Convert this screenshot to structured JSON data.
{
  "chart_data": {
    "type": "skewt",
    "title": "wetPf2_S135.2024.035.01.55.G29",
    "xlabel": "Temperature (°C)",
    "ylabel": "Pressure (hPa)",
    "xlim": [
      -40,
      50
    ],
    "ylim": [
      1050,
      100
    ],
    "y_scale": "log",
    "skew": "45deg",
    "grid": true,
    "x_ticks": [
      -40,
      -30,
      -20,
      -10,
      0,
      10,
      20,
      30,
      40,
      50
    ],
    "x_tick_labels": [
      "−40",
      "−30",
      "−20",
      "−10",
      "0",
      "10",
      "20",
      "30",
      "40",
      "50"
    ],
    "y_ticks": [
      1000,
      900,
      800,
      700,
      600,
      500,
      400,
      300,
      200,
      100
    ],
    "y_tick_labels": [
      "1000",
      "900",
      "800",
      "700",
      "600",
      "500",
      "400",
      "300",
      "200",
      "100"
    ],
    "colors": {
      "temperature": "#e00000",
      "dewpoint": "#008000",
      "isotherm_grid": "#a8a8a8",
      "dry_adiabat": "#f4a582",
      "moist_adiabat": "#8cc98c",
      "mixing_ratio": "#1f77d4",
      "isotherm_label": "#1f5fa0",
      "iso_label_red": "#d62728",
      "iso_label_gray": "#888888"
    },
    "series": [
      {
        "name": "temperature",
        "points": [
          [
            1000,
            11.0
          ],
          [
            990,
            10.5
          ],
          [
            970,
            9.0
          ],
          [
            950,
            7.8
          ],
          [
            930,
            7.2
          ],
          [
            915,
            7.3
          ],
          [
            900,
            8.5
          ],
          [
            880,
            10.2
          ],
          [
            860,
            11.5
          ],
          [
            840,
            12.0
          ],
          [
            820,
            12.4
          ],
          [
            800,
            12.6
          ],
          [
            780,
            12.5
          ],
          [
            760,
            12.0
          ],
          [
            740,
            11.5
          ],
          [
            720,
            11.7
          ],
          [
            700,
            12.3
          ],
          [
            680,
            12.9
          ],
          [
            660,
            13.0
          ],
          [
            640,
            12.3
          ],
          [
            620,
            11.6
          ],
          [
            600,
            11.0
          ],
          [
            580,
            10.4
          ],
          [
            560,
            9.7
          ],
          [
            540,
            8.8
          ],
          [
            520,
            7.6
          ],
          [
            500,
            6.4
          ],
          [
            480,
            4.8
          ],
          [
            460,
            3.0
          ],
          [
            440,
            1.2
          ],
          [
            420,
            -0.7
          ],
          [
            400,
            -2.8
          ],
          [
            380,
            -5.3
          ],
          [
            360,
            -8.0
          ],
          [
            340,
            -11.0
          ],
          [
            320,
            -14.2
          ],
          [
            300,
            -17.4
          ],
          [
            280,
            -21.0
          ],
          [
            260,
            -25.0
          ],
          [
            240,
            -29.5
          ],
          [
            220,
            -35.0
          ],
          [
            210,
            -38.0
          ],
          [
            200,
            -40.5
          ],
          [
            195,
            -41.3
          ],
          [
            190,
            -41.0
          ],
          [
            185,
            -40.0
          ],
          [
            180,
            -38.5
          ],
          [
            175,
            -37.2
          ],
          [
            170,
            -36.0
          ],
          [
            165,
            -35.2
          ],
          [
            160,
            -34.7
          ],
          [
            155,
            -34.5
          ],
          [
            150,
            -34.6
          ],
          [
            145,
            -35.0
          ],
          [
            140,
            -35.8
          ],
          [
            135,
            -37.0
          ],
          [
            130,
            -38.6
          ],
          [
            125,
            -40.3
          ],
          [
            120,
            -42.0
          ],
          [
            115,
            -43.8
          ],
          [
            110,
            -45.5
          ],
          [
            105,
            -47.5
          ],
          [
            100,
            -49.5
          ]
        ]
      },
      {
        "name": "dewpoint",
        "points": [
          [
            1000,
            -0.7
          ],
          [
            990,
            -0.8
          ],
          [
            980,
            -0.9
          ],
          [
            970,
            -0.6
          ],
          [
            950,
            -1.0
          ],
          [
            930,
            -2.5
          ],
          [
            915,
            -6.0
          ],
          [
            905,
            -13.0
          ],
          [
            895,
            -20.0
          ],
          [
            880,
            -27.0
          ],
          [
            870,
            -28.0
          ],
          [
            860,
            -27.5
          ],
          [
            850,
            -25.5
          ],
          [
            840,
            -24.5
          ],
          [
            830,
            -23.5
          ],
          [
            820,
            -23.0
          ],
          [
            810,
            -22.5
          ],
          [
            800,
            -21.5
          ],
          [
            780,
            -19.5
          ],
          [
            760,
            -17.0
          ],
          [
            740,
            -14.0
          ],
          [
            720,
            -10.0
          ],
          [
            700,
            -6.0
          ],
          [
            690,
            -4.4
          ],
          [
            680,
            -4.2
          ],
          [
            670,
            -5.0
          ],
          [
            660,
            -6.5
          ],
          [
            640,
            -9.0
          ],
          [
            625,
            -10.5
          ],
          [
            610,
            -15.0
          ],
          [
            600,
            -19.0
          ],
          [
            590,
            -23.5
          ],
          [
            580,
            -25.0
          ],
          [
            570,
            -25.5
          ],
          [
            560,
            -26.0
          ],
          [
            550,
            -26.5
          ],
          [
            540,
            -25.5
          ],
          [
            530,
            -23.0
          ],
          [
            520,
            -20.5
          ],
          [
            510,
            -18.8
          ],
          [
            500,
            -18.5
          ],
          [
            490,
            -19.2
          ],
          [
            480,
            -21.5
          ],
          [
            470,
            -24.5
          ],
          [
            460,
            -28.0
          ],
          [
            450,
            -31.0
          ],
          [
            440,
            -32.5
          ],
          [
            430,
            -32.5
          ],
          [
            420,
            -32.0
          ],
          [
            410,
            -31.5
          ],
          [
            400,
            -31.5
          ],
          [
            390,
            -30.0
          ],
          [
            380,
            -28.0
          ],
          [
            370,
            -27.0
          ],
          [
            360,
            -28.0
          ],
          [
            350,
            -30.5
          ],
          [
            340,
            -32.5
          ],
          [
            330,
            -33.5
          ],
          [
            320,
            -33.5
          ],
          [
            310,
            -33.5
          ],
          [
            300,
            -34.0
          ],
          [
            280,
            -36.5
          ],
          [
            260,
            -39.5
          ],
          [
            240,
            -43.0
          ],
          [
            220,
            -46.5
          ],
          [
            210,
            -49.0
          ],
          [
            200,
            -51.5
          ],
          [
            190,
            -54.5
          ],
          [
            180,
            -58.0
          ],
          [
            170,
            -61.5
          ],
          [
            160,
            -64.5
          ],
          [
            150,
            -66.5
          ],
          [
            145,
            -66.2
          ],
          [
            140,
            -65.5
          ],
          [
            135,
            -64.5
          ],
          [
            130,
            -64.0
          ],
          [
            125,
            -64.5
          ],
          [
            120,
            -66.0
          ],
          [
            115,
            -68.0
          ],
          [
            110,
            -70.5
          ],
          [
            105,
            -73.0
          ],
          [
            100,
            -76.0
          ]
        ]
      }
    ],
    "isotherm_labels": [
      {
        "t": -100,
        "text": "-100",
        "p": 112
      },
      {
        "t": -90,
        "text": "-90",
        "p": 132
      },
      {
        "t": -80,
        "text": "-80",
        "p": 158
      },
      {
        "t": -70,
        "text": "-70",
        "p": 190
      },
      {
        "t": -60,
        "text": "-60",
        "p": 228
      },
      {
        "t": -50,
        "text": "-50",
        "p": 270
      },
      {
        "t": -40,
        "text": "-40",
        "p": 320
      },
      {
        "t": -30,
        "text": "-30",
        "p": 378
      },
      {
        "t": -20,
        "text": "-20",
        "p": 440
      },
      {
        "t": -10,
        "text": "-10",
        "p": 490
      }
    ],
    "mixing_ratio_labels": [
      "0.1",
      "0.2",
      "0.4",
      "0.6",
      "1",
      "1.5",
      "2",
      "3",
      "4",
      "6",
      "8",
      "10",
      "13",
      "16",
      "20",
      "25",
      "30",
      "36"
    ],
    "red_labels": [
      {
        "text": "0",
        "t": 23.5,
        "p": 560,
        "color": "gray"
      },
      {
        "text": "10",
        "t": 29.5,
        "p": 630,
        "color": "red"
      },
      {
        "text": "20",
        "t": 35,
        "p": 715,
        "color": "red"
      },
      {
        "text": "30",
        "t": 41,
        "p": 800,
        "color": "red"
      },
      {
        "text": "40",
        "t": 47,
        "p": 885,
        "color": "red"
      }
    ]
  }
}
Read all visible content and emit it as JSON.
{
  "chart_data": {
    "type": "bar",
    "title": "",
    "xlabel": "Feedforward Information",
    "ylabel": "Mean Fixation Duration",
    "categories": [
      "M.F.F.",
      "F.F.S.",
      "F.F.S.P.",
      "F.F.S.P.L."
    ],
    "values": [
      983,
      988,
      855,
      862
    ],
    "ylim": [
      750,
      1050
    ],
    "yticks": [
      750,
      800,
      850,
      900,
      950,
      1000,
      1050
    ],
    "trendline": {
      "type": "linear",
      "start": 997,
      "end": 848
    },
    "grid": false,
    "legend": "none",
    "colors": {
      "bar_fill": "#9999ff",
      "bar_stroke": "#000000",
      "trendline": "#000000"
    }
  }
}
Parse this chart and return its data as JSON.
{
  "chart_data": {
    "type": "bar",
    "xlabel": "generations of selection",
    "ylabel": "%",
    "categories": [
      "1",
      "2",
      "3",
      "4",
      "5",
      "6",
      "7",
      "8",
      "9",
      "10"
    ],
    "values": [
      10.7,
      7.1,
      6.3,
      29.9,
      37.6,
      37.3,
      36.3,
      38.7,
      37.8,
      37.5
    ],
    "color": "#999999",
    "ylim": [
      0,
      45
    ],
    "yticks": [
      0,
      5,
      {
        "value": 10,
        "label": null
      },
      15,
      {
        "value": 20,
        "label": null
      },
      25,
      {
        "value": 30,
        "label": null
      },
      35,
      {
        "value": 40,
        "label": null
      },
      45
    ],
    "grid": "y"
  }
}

▬▬▬▬▬▬

• TASK BRIEF: Determine how many lines of the listing above include the word "ylabel", and report that number only.

• ANSWER FOR THIS EXERCISE: 3